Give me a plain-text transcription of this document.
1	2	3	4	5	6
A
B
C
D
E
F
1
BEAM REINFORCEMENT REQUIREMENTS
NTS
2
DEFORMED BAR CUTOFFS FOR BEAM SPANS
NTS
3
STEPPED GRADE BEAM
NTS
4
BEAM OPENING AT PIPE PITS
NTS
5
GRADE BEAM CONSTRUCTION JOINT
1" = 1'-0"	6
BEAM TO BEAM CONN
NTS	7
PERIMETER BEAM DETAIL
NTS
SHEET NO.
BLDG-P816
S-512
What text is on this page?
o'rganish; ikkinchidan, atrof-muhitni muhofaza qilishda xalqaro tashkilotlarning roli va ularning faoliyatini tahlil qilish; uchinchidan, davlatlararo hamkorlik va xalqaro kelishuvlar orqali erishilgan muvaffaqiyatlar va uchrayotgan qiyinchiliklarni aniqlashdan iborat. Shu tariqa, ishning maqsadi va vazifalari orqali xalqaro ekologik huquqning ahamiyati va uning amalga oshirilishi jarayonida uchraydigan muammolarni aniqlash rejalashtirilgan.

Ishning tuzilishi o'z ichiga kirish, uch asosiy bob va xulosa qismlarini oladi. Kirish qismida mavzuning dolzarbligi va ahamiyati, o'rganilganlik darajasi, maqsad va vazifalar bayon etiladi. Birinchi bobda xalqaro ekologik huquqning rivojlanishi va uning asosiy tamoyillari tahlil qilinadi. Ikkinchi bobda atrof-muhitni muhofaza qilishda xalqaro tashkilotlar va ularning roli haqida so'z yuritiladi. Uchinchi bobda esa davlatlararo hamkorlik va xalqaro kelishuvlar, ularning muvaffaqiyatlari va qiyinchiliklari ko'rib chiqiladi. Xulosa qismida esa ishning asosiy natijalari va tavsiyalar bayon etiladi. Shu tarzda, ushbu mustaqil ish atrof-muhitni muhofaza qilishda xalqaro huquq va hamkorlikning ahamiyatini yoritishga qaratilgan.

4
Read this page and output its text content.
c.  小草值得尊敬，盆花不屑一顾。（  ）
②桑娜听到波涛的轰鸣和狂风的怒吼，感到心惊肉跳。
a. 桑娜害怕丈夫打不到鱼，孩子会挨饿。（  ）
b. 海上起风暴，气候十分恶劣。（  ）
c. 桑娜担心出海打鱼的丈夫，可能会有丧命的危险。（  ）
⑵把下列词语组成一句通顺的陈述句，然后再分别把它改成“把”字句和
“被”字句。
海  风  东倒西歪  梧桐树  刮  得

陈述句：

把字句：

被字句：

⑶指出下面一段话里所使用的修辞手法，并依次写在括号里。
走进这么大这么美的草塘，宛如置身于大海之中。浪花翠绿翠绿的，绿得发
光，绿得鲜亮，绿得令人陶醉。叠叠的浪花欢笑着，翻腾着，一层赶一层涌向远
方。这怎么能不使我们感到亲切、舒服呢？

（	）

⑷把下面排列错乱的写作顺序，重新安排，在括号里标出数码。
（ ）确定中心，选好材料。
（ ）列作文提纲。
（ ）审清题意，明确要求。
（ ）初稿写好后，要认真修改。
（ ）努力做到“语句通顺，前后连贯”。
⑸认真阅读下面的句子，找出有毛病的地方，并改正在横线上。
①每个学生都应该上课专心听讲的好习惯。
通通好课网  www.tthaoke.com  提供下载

**The problem:**
Output all records verbatim.

**Answer for this exercise:**
Give me a plain-text transcription of this document.
1	2	3	4	5	6
A
B
C
D
E
F
1
BEAM REINFORCEMENT REQUIREMENTS
NTS
2
DEFORMED BAR CUTOFFS FOR BEAM SPANS
NTS
3
STEPPED GRADE BEAM
NTS
4
BEAM OPENING AT PIPE PITS
NTS
5
GRADE BEAM CONSTRUCTION JOINT
1" = 1'-0"	6
BEAM TO BEAM CONN
NTS	7
PERIMETER BEAM DETAIL
NTS
SHEET NO.
BLDG-P816
S-512
What text is on this page?
o'rganish; ikkinchidan, atrof-muhitni muhofaza qilishda xalqaro tashkilotlarning roli va ularning faoliyatini tahlil qilish; uchinchidan, davlatlararo hamkorlik va xalqaro kelishuvlar orqali erishilgan muvaffaqiyatlar va uchrayotgan qiyinchiliklarni aniqlashdan iborat. Shu tariqa, ishning maqsadi va vazifalari orqali xalqaro ekologik huquqning ahamiyati va uning amalga oshirilishi jarayonida uchraydigan muammolarni aniqlash rejalashtirilgan.

Ishning tuzilishi o'z ichiga kirish, uch asosiy bob va xulosa qismlarini oladi. Kirish qismida mavzuning dolzarbligi va ahamiyati, o'rganilganlik darajasi, maqsad va vazifalar bayon etiladi. Birinchi bobda xalqaro ekologik huquqning rivojlanishi va uning asosiy tamoyillari tahlil qilinadi. Ikkinchi bobda atrof-muhitni muhofaza qilishda xalqaro tashkilotlar va ularning roli haqida so'z yuritiladi. Uchinchi bobda esa davlatlararo hamkorlik va xalqaro kelishuvlar, ularning muvaffaqiyatlari va qiyinchiliklari ko'rib chiqiladi. Xulosa qismida esa ishning asosiy natijalari va tavsiyalar bayon etiladi. Shu tarzda, ushbu mustaqil ish atrof-muhitni muhofaza qilishda xalqaro huquq va hamkorlikning ahamiyatini yoritishga qaratilgan.

4
Read this page and output its text content.
c.  小草值得尊敬，盆花不屑一顾。（  ）
②桑娜听到波涛的轰鸣和狂风的怒吼，感到心惊肉跳。
a. 桑娜害怕丈夫打不到鱼，孩子会挨饿。（  ）
b. 海上起风暴，气候十分恶劣。（  ）
c. 桑娜担心出海打鱼的丈夫，可能会有丧命的危险。（  ）
⑵把下列词语组成一句通顺的陈述句，然后再分别把它改成“把”字句和
“被”字句。
海  风  东倒西歪  梧桐树  刮  得

陈述句：

把字句：

被字句：

⑶指出下面一段话里所使用的修辞手法，并依次写在括号里。
走进这么大这么美的草塘，宛如置身于大海之中。浪花翠绿翠绿的，绿得发
光，绿得鲜亮，绿得令人陶醉。叠叠的浪花欢笑着，翻腾着，一层赶一层涌向远
方。这怎么能不使我们感到亲切、舒服呢？

（	）

⑷把下面排列错乱的写作顺序，重新安排，在括号里标出数码。
（ ）确定中心，选好材料。
（ ）列作文提纲。
（ ）审清题意，明确要求。
（ ）初稿写好后，要认真修改。
（ ）努力做到“语句通顺，前后连贯”。
⑸认真阅读下面的句子，找出有毛病的地方，并改正在横线上。
①每个学生都应该上课专心听讲的好习惯。
通通好课网  www.tthaoke.com  提供下载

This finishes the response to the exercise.